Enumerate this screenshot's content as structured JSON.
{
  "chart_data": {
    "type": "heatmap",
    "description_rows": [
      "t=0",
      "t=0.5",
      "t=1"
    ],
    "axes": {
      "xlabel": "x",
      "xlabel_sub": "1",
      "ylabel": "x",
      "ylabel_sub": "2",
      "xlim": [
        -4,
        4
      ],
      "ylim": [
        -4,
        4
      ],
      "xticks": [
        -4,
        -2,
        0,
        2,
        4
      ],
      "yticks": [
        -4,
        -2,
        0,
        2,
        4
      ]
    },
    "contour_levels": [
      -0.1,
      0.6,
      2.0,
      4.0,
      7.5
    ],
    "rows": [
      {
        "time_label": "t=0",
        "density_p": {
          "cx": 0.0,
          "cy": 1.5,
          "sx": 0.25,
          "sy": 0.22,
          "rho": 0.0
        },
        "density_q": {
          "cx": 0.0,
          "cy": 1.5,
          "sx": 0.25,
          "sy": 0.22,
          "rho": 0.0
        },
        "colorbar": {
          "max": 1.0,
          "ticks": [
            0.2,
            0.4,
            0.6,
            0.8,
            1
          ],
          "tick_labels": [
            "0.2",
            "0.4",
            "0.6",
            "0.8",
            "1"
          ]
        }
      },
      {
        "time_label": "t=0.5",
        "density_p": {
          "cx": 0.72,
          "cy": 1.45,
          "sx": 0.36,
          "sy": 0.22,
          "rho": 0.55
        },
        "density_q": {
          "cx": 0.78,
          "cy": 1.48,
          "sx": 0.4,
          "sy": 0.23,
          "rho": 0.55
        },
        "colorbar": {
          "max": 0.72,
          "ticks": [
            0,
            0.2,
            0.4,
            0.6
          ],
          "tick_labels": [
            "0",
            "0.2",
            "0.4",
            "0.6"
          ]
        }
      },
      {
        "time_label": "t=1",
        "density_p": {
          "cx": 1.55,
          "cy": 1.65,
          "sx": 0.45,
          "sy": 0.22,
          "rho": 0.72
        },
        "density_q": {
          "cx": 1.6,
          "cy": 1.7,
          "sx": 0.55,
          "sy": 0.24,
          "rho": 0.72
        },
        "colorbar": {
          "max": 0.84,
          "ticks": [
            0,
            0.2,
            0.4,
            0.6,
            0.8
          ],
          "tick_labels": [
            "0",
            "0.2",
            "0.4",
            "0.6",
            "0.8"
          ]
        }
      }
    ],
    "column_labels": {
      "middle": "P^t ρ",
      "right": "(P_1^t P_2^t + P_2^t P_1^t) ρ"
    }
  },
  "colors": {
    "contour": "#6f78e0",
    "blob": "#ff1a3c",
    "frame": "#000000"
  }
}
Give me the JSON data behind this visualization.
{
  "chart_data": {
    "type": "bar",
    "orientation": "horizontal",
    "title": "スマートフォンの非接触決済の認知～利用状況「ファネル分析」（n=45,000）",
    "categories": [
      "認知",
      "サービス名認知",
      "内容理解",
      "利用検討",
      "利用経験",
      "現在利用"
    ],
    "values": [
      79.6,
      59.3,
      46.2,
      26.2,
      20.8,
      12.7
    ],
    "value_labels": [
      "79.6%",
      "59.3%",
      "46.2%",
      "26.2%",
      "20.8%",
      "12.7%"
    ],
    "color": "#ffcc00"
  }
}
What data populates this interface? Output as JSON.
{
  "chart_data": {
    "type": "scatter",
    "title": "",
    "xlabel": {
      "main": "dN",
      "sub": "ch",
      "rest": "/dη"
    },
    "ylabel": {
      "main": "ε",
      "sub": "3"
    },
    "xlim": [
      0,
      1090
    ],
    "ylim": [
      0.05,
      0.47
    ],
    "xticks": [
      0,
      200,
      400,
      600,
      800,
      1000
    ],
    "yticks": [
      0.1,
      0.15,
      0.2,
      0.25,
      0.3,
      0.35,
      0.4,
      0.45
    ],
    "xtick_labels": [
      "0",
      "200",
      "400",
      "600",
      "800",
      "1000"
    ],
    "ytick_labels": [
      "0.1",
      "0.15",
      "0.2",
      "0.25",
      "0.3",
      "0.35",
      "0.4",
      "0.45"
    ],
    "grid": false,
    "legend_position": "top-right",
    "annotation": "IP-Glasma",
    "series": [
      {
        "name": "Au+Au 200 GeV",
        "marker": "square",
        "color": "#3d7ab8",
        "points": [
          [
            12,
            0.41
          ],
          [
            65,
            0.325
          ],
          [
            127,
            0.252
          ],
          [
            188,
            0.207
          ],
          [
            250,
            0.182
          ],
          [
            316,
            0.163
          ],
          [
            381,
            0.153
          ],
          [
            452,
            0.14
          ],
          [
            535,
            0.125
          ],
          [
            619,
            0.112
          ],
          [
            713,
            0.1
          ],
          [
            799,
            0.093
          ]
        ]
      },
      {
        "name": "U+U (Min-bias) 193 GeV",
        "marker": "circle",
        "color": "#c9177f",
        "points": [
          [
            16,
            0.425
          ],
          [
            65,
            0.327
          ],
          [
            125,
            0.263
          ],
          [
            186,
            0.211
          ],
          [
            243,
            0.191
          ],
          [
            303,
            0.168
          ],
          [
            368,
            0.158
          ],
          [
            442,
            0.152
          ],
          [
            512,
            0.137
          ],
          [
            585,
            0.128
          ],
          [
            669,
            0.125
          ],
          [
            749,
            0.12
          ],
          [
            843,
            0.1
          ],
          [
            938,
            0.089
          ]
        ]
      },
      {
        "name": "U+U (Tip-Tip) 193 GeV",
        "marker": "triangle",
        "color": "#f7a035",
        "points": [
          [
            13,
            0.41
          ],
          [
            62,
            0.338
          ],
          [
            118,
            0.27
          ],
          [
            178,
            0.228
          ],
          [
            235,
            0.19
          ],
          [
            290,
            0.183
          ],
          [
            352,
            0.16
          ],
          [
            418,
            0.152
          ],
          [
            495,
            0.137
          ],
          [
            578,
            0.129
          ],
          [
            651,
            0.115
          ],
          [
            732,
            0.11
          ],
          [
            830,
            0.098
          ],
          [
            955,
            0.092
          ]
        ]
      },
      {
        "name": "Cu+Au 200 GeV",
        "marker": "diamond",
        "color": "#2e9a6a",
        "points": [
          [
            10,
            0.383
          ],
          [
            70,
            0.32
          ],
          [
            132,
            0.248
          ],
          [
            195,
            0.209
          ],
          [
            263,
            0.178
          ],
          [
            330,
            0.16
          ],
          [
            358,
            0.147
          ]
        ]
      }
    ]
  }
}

• • • • • • •

■ **Short exercise**: Write only the number of lines in the data above that include "name".

■ **Task output**: 4